**Directions for this task**
Please retype the data in full and exactly; the pictures are not part of the copy.

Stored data
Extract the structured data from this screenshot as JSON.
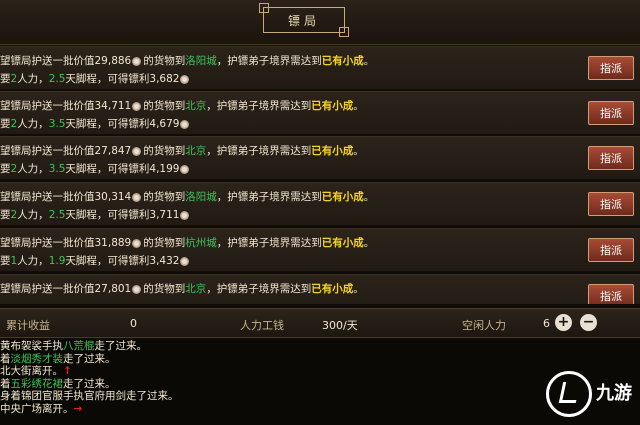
{
  "header": {
    "title": "镖局"
  },
  "orders": [
    {
      "prefix": "望镖局护送一批价值",
      "value": "29,886",
      "mid": "的货物到",
      "city": "洛阳城",
      "req": "，护镖弟子境界需达到",
      "rank": "已有小成",
      "end": "。",
      "l2a": "要",
      "people": "2",
      "l2b": "人力，",
      "days": "2.5",
      "l2c": "天脚程，可得镖利",
      "profit": "3,682",
      "button": "指派"
    },
    {
      "prefix": "望镖局护送一批价值",
      "value": "34,711",
      "mid": "的货物到",
      "city": "北京",
      "req": "，护镖弟子境界需达到",
      "rank": "已有小成",
      "end": "。",
      "l2a": "要",
      "people": "2",
      "l2b": "人力，",
      "days": "3.5",
      "l2c": "天脚程，可得镖利",
      "profit": "4,679",
      "button": "指派"
    },
    {
      "prefix": "望镖局护送一批价值",
      "value": "27,847",
      "mid": "的货物到",
      "city": "北京",
      "req": "，护镖弟子境界需达到",
      "rank": "已有小成",
      "end": "。",
      "l2a": "要",
      "people": "2",
      "l2b": "人力，",
      "days": "3.5",
      "l2c": "天脚程，可得镖利",
      "profit": "4,199",
      "button": "指派"
    },
    {
      "prefix": "望镖局护送一批价值",
      "value": "30,314",
      "mid": "的货物到",
      "city": "洛阳城",
      "req": "，护镖弟子境界需达到",
      "rank": "已有小成",
      "end": "。",
      "l2a": "要",
      "people": "2",
      "l2b": "人力，",
      "days": "2.5",
      "l2c": "天脚程，可得镖利",
      "profit": "3,711",
      "button": "指派"
    },
    {
      "prefix": "望镖局护送一批价值",
      "value": "31,889",
      "mid": "的货物到",
      "city": "杭州城",
      "req": "，护镖弟子境界需达到",
      "rank": "已有小成",
      "end": "。",
      "l2a": "要",
      "people": "1",
      "l2b": "人力，",
      "days": "1.9",
      "l2c": "天脚程，可得镖利",
      "profit": "3,432",
      "button": "指派"
    },
    {
      "prefix": "望镖局护送一批价值",
      "value": "27,801",
      "mid": "的货物到",
      "city": "北京",
      "req": "，护镖弟子境界需达到",
      "rank": "已有小成",
      "end": "。",
      "l2a": "",
      "people": "",
      "l2b": "",
      "days": "",
      "l2c": "",
      "profit": "",
      "button": "指派"
    }
  ],
  "status": {
    "income_label": "累计收益",
    "income_value": "0",
    "wage_label": "人力工钱",
    "wage_value": "300/天",
    "idle_label": "空闲人力",
    "idle_value": "6",
    "plus": "+",
    "minus": "−"
  },
  "log": [
    {
      "a": "黄布袈裟手执",
      "b": "八荒棍",
      "c": "走了过来。",
      "arrow": ""
    },
    {
      "a": "着",
      "b": "淡烟秀才装",
      "c": "走了过来。",
      "arrow": ""
    },
    {
      "a": "北大街离开。",
      "b": "",
      "c": "",
      "arrow": "↑"
    },
    {
      "a": "着",
      "b": "五彩绣花裙",
      "c": "走了过来。",
      "arrow": ""
    },
    {
      "a": "身着锦团官服手执官府用剑走了过来。",
      "b": "",
      "c": "",
      "arrow": ""
    },
    {
      "a": "中央广场离开。",
      "b": "",
      "c": "",
      "arrow": "→"
    }
  ],
  "watermark": {
    "text": "九游"
  },
  "colors": {
    "city": "#3ec25a",
    "rank": "#f5d421",
    "button": "#8c3a27"
  }
}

**Final result**
Extract the structured data from this screenshot as JSON.
{
  "header": {
    "title": "镖局"
  },
  "orders": [
    {
      "prefix": "望镖局护送一批价值",
      "value": "29,886",
      "mid": "的货物到",
      "city": "洛阳城",
      "req": "，护镖弟子境界需达到",
      "rank": "已有小成",
      "end": "。",
      "l2a": "要",
      "people": "2",
      "l2b": "人力，",
      "days": "2.5",
      "l2c": "天脚程，可得镖利",
      "profit": "3,682",
      "button": "指派"
    },
    {
      "prefix": "望镖局护送一批价值",
      "value": "34,711",
      "mid": "的货物到",
      "city": "北京",
      "req": "，护镖弟子境界需达到",
      "rank": "已有小成",
      "end": "。",
      "l2a": "要",
      "people": "2",
      "l2b": "人力，",
      "days": "3.5",
      "l2c": "天脚程，可得镖利",
      "profit": "4,679",
      "button": "指派"
    },
    {
      "prefix": "望镖局护送一批价值",
      "value": "27,847",
      "mid": "的货物到",
      "city": "北京",
      "req": "，护镖弟子境界需达到",
      "rank": "已有小成",
      "end": "。",
      "l2a": "要",
      "people": "2",
      "l2b": "人力，",
      "days": "3.5",
      "l2c": "天脚程，可得镖利",
      "profit": "4,199",
      "button": "指派"
    },
    {
      "prefix": "望镖局护送一批价值",
      "value": "30,314",
      "mid": "的货物到",
      "city": "洛阳城",
      "req": "，护镖弟子境界需达到",
      "rank": "已有小成",
      "end": "。",
      "l2a": "要",
      "people": "2",
      "l2b": "人力，",
      "days": "2.5",
      "l2c": "天脚程，可得镖利",
      "profit": "3,711",
      "button": "指派"
    },
    {
      "prefix": "望镖局护送一批价值",
      "value": "31,889",
      "mid": "的货物到",
      "city": "杭州城",
      "req": "，护镖弟子境界需达到",
      "rank": "已有小成",
      "end": "。",
      "l2a": "要",
      "people": "1",
      "l2b": "人力，",
      "days": "1.9",
      "l2c": "天脚程，可得镖利",
      "profit": "3,432",
      "button": "指派"
    },
    {
      "prefix": "望镖局护送一批价值",
      "value": "27,801",
      "mid": "的货物到",
      "city": "北京",
      "req": "，护镖弟子境界需达到",
      "rank": "已有小成",
      "end": "。",
      "l2a": "",
      "people": "",
      "l2b": "",
      "days": "",
      "l2c": "",
      "profit": "",
      "button": "指派"
    }
  ],
  "status": {
    "income_label": "累计收益",
    "income_value": "0",
    "wage_label": "人力工钱",
    "wage_value": "300/天",
    "idle_label": "空闲人力",
    "idle_value": "6",
    "plus": "+",
    "minus": "−"
  },
  "log": [
    {
      "a": "黄布袈裟手执",
      "b": "八荒棍",
      "c": "走了过来。",
      "arrow": ""
    },
    {
      "a": "着",
      "b": "淡烟秀才装",
      "c": "走了过来。",
      "arrow": ""
    },
    {
      "a": "北大街离开。",
      "b": "",
      "c": "",
      "arrow": "↑"
    },
    {
      "a": "着",
      "b": "五彩绣花裙",
      "c": "走了过来。",
      "arrow": ""
    },
    {
      "a": "身着锦团官服手执官府用剑走了过来。",
      "b": "",
      "c": "",
      "arrow": ""
    },
    {
      "a": "中央广场离开。",
      "b": "",
      "c": "",
      "arrow": "→"
    }
  ],
  "watermark": {
    "text": "九游"
  },
  "colors": {
    "city": "#3ec25a",
    "rank": "#f5d421",
    "button": "#8c3a27"
  }
}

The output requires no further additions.